**Task objective**: Please write out the complete listing that follows, exactly as it reads.

**Task data**:
——

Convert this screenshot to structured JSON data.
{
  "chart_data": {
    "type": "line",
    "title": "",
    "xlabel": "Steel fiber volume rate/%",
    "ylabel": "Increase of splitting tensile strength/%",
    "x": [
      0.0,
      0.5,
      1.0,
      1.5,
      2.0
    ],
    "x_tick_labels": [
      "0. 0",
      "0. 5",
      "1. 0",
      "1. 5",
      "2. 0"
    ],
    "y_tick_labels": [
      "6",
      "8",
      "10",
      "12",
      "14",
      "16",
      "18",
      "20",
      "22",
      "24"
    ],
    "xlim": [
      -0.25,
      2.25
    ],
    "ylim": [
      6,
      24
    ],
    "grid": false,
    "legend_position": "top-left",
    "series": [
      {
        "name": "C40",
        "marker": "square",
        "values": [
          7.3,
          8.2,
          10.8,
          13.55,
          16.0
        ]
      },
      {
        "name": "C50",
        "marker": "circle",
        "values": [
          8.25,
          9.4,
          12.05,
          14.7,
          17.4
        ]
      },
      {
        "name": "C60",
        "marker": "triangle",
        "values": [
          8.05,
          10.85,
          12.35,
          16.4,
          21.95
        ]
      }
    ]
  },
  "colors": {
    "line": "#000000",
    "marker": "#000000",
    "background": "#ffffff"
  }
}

——

**Answer for this exercise**:
Convert this screenshot to structured JSON data.
{
  "chart_data": {
    "type": "line",
    "title": "",
    "xlabel": "Steel fiber volume rate/%",
    "ylabel": "Increase of splitting tensile strength/%",
    "x": [
      0.0,
      0.5,
      1.0,
      1.5,
      2.0
    ],
    "x_tick_labels": [
      "0. 0",
      "0. 5",
      "1. 0",
      "1. 5",
      "2. 0"
    ],
    "y_tick_labels": [
      "6",
      "8",
      "10",
      "12",
      "14",
      "16",
      "18",
      "20",
      "22",
      "24"
    ],
    "xlim": [
      -0.25,
      2.25
    ],
    "ylim": [
      6,
      24
    ],
    "grid": false,
    "legend_position": "top-left",
    "series": [
      {
        "name": "C40",
        "marker": "square",
        "values": [
          7.3,
          8.2,
          10.8,
          13.55,
          16.0
        ]
      },
      {
        "name": "C50",
        "marker": "circle",
        "values": [
          8.25,
          9.4,
          12.05,
          14.7,
          17.4
        ]
      },
      {
        "name": "C60",
        "marker": "triangle",
        "values": [
          8.05,
          10.85,
          12.35,
          16.4,
          21.95
        ]
      }
    ]
  },
  "colors": {
    "line": "#000000",
    "marker": "#000000",
    "background": "#ffffff"
  }
}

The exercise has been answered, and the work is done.